Tasks to complete:
(1) In the passage on Cockburn's naval career, print everything from "Cockburn commanded a" down to "in November 1811.".
(2) According to the passage on Cockburn's naval career, on what date was he promoted to rear admiral?

Passage:
Cockburn was born the second son of Sir James Cockburn, 8th Baronet and his second wife, Augusta Anne Ayscough. He was educated at the Royal Navigational School and joined the Royal Navy in March 1781 as a Captain's servant in the sixth-rate HMS Resource. He joined the sloop HMS Termagant in 1787, transferred to the sloop HMS Ariel under the Commander-in-Chief, East Indies in 1788, and then became midshipman in the fifth-rate HMS Hebe in the Channel Squadron in 1791. He joined the fourth-rate HMS Romney in the Mediterranean Fleet later in 1791 and then became acting lieutenant in the fifth-rate HMS Pearl in 1792. He was promoted to the substantive rank of lieutenant on 2 January 1793, and became lieutenant on the brig-sloop HMS Orestes later that month before transferring to the first-rate HMS Britannia in the Mediterranean Fleet in February 1793 and then to the first-rate HMS Victory, Flagship of the Mediterranean Fleet, in June 1793. He became the sloop commander HMS Speedy in October 1793 and acting captain of the fifth-rate HMS Inconstant in January 1794.

Cockburn was promoted to the substantive rank of captain on 10 February 1794 and given command of the fifth-rate HMS Meleager in the Mediterranean Fleet later that month. He took part in the blockade of Livorno in March 1795 and was given command of the frigate HMS Minerve in August 1796, having been mentioned in despatches in May 1796. He fought a gallant action with the Spanish frigate Santa Sabina in January 1797 and was present at the battle of Cape St Vincent in February 1797 during the French Revolutionary Wars.

In company with those of the frigate , Minerves boats' crews successfully cut out the French ship Mutine at Santa Cruz, Tenerife in May 1797.

Cockburn commanded the fifth-rate HMS Phaeton on the East Indies Station in July 1803, the third-rate HMS Captain in July 1806, and the third-rate HMS Pompée in March 1808. He commanded the naval support at the reduction of Martinique in February 1809 during the Napoleonic Wars, for which he received the thanks of Parliament.

Cockburn commanded a squadron of warships for the landings in Walcheren in July 1809 during the Walcheren Campaign. He took command of the third-rate HMS Implacable off the coast of Spain in January 1810 and sailed to Quiberon Bay with a small squadron whose mission was to arrange the escape of the King of Spain, whom the French had imprisoned at the Château de Valençay. The mission failed when Ferdinand refused to have anything to do with the British. Cockburn was promoted to commodore, hoisting his broad pennant in the fourth-rate HMS Grampus in November 1811.

===War of 1812===
Cockburn was promoted to rear admiral on 12 August 1812, and hoisted his flag in the third-rate HMS Marlborough as commander of a squadron of ships off Cádiz. He was reassigned in November 1812 to the North American Station, where he played a major role in the War of 1812 as second-in-command to Admiral Sir John Warren until the end of March 1814, and then to Warren's successor, Admiral Sir Alexander Cochrane, for the rest of the war.

(Structured page parsing data)
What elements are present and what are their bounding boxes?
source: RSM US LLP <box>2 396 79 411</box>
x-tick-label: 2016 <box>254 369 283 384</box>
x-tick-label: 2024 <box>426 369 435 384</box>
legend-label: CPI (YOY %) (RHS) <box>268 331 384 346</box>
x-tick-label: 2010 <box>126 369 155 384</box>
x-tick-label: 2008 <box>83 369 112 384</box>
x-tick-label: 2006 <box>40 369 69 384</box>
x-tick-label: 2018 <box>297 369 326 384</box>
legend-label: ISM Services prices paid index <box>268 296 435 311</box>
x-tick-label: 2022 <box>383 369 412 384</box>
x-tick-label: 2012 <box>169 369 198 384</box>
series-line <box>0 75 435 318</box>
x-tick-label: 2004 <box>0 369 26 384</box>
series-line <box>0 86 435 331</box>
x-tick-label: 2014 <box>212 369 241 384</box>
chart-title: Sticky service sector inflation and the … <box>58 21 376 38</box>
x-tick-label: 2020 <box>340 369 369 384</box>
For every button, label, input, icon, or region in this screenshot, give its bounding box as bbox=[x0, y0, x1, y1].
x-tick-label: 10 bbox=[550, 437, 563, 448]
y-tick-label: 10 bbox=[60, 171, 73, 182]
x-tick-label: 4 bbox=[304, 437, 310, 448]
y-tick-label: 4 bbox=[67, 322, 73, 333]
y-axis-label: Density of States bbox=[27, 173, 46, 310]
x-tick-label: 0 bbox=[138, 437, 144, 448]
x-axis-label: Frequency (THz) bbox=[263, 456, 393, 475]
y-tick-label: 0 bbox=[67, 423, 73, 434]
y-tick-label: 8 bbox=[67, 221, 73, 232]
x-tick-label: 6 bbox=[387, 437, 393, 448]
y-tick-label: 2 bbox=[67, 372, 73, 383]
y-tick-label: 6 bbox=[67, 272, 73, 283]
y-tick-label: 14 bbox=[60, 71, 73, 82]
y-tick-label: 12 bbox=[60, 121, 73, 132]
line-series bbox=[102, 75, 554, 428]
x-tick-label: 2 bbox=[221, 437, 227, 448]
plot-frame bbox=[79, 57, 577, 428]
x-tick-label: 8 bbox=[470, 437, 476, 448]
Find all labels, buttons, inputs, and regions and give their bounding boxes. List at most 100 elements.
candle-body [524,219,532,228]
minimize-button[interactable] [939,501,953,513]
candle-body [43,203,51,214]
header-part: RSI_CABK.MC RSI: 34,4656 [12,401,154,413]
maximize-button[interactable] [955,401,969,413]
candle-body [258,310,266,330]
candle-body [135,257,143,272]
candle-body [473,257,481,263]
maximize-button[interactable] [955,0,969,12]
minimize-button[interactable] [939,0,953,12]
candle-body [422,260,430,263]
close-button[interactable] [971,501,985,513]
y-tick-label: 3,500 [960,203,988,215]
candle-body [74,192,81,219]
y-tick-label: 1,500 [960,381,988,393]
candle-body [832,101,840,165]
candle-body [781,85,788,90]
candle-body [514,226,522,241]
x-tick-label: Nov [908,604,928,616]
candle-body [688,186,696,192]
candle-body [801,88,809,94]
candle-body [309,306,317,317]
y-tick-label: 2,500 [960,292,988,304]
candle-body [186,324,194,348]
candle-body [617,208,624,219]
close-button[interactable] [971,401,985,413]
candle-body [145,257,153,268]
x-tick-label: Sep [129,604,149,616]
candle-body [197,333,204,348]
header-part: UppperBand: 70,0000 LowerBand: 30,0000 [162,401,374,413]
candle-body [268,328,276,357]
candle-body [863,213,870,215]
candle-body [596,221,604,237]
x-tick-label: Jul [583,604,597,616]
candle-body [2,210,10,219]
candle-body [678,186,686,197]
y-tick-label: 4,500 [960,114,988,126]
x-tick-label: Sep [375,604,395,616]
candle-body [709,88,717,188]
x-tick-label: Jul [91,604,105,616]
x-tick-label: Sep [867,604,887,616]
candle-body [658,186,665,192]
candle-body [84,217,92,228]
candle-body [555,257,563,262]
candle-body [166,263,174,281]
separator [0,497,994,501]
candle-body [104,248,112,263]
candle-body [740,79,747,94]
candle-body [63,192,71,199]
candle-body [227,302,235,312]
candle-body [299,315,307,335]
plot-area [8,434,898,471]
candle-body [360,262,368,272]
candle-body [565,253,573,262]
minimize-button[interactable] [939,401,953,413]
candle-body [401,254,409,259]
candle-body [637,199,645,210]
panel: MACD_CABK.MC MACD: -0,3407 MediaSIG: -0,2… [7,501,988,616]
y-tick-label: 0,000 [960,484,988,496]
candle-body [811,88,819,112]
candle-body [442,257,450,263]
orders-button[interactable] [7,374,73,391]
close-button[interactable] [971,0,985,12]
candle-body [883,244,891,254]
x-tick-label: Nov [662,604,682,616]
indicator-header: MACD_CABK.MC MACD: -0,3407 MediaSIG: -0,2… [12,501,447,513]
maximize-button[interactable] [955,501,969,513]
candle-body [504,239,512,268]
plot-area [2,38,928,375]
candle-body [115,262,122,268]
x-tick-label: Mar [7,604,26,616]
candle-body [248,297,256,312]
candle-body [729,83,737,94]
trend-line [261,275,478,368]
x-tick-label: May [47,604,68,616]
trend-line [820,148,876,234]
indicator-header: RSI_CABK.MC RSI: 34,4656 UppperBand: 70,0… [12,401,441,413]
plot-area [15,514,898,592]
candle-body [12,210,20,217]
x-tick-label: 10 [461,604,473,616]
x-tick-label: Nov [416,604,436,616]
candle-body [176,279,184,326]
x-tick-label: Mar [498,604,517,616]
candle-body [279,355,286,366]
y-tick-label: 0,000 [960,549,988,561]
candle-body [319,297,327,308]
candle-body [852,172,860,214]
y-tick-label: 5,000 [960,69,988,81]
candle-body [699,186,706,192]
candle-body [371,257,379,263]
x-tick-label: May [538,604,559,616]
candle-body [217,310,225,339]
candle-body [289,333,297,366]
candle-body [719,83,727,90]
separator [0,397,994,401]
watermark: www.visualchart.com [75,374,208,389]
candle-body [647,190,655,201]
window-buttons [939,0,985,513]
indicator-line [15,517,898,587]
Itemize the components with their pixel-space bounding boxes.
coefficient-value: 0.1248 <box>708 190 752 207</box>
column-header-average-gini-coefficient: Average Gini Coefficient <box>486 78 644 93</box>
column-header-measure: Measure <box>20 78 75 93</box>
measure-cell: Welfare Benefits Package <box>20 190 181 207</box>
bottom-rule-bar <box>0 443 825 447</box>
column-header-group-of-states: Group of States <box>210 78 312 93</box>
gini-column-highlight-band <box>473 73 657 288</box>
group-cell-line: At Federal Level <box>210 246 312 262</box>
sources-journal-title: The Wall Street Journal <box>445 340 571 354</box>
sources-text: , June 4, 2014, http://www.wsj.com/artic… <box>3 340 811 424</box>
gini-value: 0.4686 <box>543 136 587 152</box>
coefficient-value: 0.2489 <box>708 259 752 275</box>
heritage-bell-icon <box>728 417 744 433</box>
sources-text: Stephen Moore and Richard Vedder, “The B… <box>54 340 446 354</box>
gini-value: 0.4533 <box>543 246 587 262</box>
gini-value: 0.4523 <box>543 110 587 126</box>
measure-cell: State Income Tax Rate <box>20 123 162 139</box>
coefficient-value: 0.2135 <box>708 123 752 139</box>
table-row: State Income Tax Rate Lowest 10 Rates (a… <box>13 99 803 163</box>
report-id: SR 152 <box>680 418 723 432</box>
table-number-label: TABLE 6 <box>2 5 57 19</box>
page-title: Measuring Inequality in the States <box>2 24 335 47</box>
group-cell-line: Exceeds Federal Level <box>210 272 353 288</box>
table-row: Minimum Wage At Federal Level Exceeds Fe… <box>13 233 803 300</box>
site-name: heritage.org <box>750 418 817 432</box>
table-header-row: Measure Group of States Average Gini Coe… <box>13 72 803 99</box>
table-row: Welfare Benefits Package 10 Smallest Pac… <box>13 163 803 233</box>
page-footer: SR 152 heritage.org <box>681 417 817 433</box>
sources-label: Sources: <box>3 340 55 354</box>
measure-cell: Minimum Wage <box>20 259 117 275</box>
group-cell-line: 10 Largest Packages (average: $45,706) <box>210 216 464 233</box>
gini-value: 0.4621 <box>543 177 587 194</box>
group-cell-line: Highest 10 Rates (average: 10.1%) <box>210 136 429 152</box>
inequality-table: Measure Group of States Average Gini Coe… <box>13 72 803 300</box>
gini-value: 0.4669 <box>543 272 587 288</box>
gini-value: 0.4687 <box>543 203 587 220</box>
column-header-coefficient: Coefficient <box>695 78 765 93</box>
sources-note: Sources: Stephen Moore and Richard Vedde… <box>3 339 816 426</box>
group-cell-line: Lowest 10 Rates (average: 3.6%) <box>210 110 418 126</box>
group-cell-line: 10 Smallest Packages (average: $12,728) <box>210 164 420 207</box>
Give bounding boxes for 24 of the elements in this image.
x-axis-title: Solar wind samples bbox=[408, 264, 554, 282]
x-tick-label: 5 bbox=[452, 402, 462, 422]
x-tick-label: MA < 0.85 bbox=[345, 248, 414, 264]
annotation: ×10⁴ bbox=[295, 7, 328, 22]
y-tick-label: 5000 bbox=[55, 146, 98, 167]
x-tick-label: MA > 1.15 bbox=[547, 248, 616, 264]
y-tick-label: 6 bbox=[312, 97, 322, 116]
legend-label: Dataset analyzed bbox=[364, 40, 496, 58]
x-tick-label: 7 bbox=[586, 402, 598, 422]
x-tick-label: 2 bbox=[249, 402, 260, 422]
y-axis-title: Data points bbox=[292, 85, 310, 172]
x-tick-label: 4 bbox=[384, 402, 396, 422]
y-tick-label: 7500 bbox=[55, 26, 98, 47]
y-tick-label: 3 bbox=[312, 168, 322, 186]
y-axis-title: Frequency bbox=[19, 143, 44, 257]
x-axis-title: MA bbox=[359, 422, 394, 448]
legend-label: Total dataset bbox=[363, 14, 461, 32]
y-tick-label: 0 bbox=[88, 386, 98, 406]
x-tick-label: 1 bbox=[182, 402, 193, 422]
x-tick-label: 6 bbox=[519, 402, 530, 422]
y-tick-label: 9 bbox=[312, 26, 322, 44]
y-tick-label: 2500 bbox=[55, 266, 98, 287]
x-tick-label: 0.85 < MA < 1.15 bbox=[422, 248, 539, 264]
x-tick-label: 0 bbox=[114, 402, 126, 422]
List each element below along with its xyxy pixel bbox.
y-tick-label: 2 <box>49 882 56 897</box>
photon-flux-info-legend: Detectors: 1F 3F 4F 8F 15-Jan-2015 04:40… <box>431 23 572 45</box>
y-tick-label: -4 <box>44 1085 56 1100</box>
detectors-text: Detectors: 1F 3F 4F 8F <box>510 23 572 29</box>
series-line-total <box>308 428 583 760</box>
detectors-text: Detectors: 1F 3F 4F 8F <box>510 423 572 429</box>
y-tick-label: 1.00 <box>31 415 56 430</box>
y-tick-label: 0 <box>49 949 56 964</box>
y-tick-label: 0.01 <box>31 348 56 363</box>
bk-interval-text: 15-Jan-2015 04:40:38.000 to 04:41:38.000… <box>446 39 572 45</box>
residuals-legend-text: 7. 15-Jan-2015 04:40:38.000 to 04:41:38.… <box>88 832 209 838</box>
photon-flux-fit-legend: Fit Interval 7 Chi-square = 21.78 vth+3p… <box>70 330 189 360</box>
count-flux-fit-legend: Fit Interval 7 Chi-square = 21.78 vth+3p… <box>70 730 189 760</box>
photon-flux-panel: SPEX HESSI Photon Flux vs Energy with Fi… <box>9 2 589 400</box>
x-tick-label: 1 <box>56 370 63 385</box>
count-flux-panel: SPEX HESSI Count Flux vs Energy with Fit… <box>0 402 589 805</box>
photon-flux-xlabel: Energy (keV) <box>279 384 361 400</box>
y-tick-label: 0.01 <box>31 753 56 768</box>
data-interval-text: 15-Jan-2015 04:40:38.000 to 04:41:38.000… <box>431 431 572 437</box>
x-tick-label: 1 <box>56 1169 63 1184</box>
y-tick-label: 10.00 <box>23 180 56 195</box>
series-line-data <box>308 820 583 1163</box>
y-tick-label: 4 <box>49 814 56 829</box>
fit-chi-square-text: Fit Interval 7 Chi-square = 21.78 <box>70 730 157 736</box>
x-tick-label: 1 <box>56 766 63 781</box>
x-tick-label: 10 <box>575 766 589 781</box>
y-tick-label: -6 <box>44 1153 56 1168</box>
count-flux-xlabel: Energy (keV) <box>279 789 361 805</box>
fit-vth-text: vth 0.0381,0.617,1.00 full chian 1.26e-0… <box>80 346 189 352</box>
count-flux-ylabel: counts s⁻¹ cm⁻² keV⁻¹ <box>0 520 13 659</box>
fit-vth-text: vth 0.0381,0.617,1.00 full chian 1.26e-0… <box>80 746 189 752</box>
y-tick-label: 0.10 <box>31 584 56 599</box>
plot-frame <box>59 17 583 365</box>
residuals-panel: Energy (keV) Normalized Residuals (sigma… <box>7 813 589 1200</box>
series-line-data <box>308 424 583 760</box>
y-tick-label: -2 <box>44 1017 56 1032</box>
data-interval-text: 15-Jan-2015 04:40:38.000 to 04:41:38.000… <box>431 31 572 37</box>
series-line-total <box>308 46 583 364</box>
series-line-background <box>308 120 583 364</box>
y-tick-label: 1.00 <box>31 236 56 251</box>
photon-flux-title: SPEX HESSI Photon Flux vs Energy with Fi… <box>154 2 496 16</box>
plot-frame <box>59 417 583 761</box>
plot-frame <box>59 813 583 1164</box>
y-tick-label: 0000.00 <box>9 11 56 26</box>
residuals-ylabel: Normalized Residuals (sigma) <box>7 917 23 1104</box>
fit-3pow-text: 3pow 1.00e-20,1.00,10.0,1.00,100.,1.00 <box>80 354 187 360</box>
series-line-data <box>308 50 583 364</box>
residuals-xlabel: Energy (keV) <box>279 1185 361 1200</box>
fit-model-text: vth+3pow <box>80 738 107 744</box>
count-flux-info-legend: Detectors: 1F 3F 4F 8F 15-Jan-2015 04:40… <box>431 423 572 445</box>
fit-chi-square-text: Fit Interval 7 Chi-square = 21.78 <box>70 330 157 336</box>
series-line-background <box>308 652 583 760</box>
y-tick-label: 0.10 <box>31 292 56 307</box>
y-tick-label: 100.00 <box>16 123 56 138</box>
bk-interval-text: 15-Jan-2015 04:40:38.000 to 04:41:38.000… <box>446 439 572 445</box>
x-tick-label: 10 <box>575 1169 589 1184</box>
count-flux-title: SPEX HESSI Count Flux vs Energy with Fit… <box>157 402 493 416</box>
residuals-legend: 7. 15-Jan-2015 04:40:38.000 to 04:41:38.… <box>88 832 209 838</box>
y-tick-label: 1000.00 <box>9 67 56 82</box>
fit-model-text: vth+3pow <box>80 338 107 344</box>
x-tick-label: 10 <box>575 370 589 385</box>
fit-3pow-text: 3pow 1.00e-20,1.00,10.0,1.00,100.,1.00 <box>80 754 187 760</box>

Written answers:
(1)
Cockburn commanded a squadron of warships for the landings in Walcheren in July 1809 during the Walcheren Campaign. He took command of the third-rate HMS Implacable off the coast of Spain in January 1810 and sailed to Quiberon Bay with a small squadron whose mission was to arrange the escape of the King of Spain, whom the French had imprisoned at the Château de Valençay. The mission failed when Ferdinand refused to have anything to do with the British. Cockburn was promoted to commodore, hoisting his broad pennant in the fourth-rate HMS Grampus in November 1811.

(2) 12 August 1812